## WHAT IS ASKED
Tally the lines that contain "condition" and report the total alone.

## DATASET RECORDS
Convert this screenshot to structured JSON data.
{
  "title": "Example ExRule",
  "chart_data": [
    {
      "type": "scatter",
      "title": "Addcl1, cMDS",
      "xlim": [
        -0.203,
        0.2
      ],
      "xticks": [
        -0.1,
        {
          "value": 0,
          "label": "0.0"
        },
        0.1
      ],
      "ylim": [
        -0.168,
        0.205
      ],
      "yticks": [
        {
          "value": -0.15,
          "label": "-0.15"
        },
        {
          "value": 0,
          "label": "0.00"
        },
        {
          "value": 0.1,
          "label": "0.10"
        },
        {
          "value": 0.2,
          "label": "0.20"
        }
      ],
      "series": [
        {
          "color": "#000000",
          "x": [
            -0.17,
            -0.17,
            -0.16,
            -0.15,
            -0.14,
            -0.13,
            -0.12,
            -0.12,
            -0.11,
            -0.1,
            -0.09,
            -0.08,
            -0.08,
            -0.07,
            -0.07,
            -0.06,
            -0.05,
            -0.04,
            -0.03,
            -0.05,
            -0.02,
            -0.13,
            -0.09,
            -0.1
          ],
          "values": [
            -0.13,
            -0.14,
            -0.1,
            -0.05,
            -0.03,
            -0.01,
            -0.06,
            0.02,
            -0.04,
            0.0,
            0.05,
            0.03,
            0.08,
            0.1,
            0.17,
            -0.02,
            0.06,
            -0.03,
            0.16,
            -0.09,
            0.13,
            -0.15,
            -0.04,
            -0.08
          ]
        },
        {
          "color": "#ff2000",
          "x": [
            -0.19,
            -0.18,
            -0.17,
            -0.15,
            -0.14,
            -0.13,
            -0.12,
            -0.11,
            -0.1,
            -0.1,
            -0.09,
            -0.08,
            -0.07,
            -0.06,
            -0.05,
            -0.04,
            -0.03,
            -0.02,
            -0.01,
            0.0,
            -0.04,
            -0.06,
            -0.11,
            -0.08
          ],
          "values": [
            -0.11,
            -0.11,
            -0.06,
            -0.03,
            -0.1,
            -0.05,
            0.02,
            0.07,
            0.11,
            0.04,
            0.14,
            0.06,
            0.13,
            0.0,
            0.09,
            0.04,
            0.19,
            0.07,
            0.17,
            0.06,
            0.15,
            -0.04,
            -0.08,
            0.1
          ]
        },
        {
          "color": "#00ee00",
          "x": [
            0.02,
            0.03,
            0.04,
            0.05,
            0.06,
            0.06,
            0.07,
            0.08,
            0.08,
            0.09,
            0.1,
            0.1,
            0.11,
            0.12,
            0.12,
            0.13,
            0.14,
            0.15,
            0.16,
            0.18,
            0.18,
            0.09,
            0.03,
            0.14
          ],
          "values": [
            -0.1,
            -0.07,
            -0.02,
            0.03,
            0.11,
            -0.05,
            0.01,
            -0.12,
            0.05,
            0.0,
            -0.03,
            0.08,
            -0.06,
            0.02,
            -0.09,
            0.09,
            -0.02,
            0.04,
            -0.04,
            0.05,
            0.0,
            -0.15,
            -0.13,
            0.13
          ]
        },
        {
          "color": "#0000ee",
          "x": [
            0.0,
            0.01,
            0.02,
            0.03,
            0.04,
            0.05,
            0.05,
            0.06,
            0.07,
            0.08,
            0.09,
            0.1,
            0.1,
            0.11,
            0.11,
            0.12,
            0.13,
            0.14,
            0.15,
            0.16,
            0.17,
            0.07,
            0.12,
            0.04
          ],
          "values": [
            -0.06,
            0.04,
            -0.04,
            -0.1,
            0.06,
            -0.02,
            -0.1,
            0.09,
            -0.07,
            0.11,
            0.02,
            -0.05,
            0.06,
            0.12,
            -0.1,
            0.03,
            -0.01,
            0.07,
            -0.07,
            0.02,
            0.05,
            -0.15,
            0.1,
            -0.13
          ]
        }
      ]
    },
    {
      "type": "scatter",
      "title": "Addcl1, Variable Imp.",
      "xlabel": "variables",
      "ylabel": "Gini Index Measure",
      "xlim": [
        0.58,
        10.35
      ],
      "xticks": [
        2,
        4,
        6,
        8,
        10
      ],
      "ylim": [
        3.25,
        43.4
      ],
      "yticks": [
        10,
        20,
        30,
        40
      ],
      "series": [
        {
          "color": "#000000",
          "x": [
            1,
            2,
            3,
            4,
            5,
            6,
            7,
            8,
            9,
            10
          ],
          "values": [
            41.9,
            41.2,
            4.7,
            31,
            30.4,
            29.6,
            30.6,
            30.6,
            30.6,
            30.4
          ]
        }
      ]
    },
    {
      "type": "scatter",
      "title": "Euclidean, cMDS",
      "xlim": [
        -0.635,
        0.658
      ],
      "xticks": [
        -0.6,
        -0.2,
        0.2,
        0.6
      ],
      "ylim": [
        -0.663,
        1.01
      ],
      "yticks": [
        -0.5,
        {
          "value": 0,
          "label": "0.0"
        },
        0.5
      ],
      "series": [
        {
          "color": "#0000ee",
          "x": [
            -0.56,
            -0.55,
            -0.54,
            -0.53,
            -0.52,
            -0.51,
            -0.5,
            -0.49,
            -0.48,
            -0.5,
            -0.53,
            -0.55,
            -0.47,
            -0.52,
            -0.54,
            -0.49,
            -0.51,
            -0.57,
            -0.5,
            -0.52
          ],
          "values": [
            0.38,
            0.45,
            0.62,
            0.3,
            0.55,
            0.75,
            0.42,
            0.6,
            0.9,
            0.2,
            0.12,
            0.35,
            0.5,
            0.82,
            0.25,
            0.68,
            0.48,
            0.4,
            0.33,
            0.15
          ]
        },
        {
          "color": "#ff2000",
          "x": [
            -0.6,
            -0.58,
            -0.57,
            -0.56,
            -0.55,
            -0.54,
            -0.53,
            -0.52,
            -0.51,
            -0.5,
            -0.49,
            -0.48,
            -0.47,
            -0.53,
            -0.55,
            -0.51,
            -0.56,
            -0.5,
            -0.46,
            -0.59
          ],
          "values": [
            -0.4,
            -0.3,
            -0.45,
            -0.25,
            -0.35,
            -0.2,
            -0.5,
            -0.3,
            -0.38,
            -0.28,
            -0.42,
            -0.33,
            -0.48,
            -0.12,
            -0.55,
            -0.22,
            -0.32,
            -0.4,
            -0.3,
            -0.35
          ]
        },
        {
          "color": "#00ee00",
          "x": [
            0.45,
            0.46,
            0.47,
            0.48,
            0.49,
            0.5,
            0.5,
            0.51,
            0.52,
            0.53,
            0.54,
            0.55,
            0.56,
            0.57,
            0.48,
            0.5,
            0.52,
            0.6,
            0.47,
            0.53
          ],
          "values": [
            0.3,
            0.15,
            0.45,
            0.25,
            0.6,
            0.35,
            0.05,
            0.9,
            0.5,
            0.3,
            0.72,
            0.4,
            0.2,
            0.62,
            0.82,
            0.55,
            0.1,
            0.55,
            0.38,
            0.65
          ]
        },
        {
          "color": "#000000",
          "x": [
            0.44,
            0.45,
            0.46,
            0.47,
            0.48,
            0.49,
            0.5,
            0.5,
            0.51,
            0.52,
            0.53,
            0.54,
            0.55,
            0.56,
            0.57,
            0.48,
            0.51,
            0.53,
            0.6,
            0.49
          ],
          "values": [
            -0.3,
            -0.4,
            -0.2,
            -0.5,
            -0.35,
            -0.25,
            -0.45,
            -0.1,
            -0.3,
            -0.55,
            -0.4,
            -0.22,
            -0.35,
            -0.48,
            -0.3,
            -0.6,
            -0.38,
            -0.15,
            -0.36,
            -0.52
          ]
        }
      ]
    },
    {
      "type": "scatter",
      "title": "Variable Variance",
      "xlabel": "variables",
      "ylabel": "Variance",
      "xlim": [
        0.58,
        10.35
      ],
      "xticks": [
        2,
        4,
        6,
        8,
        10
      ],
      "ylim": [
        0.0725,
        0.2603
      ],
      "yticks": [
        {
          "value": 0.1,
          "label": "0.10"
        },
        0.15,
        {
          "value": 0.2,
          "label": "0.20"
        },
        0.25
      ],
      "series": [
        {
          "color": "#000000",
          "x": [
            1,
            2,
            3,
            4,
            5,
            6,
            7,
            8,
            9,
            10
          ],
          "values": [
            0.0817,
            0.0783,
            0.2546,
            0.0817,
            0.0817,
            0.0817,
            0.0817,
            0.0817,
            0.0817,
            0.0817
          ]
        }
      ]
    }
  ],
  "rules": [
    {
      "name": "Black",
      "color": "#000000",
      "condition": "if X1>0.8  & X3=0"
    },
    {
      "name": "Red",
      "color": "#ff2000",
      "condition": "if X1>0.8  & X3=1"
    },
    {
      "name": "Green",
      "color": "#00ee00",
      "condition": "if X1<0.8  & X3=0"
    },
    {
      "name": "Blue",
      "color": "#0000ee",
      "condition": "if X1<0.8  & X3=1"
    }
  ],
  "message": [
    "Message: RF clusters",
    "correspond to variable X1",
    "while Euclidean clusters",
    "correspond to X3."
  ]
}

## EXERCISE RESULT
4